TRECHO SELECIONADO:
:::::

A bolsa emula parte da importância que a China ganhou na economia brasileira como um todo: os chineses superaram os EUA como maior parceiro comercial ainda em 2009. No ano passado, a China comprou US$ 89 bilhões em exportações brasileiras, 27% do total exportado, contra 11% dos EUA.
O Brasil foi ainda o maior destino dos investimentos diretos feitos pela China em 2021, com US$ 5,9 bilhões, segundo os últimos dados do Conselho Empresarial Brasil-China (CEBC).
Além do potencial de comércio e investimento direto, as movimentações na economia chinesa, na frente macroeconômica, impactam os preços globais das commodities e, assim, as ações de empresas.
No caso do Brasil, enquanto a Petrobras tem mais efeitos domésticos (nesta semana, a ação subiu após a decisão da estatal de reajustar preços), a Vale é diretamente afetada pela China, sem maiores complexidades.
“É imediato: se o minério de ferro cai na China, a Vale abre em queda. Acredito que o Ibovespa só não superou 130 mil, 135 mil pontos naquele momento de alta, por causa dos dados da China que seguraram a ação da Vale”, diz Daniel Abrahão, assessor na iHub Investimentos.
Um espirro nos EUA, uma gripe na bolsa brasileira
Apesar da crescente importância chinesa, uma frase comum na economia diz que “quando os EUA espirram, o mundo pega uma gripe”. Esse cenário é uma realidade principalmente na bolsa, cujas reações podem ser mais rápidas e voláteis.
Por isso, analistas afirmam que é difícil cravar, numericamente, se China ou Estados Unidos afetam mais o Ibovespa. “Essa resposta provavelmente muda todos os dias”, diz Abrahão.
“Se olharmos a bolsa em específico, pela composição do nosso Ibovespa, com certeza é a China – porque nossa bolsa é muito pesada em relação a commodities“, diz o economista. “Porém, os EUA ainda são a maior economia do mundo. Qualquer movimento impacta todas as bolsas, sem exceção, e afeta a bolsa brasileira diretamente.”
Os EUA seguem tendo impactos quase imediatos, por exemplo, em frentes como juros e câmbio. Pregões no Brasil acompanham com frequência as altas e baixas das bolsas em Nova York e decisões importantes do Fed, banco central americano.

:::::

TAREFAS A CUMPRIR:
- a) Liste todas as empresas mencionadas no trecho selecionado.
- b) Extraia do trecho selecionado, sem nenhuma alteração, a parte que começa em "O Brasil foi" e termina em "na iHub Investimentos.".

:::::

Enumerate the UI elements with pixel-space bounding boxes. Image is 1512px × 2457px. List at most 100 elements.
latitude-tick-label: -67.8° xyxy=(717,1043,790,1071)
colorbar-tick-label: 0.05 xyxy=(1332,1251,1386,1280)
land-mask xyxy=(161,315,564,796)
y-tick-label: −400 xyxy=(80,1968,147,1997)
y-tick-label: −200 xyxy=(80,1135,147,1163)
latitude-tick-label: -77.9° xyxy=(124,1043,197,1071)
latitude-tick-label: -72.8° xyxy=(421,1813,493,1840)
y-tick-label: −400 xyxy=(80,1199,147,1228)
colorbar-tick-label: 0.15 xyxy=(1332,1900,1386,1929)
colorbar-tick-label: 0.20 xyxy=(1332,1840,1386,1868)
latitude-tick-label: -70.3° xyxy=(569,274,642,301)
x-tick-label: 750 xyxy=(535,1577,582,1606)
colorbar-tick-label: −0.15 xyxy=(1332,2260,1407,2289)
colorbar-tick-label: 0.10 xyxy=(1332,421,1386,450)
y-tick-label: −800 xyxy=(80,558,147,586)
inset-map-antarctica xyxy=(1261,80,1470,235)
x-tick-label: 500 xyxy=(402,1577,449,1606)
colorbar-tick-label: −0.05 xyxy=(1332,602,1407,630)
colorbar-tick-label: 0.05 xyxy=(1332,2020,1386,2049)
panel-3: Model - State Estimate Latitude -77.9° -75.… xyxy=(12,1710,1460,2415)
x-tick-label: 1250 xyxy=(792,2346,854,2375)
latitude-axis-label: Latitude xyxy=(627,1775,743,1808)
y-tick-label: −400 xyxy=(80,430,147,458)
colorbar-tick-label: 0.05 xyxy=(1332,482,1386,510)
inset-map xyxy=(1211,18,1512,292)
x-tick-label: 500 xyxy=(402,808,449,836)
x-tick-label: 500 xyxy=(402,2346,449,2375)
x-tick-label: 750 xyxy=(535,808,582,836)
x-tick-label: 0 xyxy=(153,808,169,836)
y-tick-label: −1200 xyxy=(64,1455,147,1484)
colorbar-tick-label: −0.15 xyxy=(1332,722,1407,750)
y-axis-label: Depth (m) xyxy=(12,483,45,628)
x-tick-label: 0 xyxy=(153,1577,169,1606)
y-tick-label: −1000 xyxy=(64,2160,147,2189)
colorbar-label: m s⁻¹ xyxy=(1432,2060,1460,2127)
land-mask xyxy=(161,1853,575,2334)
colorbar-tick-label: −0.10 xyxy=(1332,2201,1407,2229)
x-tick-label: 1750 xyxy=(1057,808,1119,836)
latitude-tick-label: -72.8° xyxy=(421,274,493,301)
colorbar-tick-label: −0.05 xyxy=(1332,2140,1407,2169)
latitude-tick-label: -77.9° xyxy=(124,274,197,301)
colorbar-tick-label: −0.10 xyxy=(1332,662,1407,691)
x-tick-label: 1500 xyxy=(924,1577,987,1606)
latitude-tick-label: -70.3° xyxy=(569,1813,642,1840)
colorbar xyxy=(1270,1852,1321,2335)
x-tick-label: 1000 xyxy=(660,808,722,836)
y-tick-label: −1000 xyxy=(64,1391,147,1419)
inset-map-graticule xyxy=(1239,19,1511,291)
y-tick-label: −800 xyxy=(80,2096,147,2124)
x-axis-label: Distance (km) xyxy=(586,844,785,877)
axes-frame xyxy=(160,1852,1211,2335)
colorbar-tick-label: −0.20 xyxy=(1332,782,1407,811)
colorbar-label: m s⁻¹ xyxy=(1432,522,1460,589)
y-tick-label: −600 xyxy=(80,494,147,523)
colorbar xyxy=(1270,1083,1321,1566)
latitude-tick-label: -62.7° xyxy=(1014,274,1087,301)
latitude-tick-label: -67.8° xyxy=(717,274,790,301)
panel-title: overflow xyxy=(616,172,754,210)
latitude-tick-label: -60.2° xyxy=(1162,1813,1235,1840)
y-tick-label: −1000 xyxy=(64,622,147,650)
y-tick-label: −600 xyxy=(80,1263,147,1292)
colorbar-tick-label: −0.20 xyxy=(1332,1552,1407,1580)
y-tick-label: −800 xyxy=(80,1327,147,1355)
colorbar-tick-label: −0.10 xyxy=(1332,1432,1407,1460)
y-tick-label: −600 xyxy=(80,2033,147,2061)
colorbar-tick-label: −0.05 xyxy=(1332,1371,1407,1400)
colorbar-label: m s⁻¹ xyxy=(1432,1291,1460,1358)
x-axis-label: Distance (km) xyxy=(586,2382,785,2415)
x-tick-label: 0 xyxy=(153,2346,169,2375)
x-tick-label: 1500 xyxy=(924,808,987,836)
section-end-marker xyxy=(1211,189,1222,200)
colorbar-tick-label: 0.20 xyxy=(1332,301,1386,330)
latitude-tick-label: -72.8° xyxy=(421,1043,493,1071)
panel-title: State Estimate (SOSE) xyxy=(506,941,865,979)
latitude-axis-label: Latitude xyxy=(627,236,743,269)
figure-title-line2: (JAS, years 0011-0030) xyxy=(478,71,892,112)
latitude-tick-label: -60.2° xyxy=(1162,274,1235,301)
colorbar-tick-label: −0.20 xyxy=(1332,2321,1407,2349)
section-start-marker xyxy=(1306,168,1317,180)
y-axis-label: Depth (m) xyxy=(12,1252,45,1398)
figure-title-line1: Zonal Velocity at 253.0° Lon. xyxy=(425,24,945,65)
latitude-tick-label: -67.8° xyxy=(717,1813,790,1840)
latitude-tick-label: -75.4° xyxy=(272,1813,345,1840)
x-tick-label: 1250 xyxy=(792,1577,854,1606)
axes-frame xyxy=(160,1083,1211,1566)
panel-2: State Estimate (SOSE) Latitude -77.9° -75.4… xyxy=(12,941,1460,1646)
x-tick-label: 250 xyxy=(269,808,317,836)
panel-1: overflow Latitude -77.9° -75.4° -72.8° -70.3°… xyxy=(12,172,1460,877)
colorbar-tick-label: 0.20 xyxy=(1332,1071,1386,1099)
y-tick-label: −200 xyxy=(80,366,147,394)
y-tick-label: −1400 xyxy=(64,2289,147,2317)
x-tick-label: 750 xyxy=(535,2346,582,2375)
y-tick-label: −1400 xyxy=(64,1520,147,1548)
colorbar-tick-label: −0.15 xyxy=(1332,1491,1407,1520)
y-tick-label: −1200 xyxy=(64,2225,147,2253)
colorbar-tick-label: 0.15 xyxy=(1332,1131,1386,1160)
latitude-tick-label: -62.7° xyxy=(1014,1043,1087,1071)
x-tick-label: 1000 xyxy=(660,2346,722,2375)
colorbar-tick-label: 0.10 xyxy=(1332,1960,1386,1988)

:::::

RESPOSTAS POR TAREFA:
- a) Petrobras, Vale e iHub Investimentos.

- b)
O Brasil foi ainda o maior destino dos investimentos diretos feitos pela China em 2021, com US$ 5,9 bilhões, segundo os últimos dados do Conselho Empresarial Brasil-China (CEBC).
Além do potencial de comércio e investimento direto, as movimentações na economia chinesa, na frente macroeconômica, impactam os preços globais das commodities e, assim, as ações de empresas.
No caso do Brasil, enquanto a Petrobras tem mais efeitos domésticos (nesta semana, a ação subiu após a decisão da estatal de reajustar preços), a Vale é diretamente afetada pela China, sem maiores complexidades.
“É imediato: se o minério de ferro cai na China, a Vale abre em queda. Acredito que o Ibovespa só não superou 130 mil, 135 mil pontos naquele momento de alta, por causa dos dados da China que seguraram a ação da Vale”, diz Daniel Abrahão, assessor na iHub Investimentos.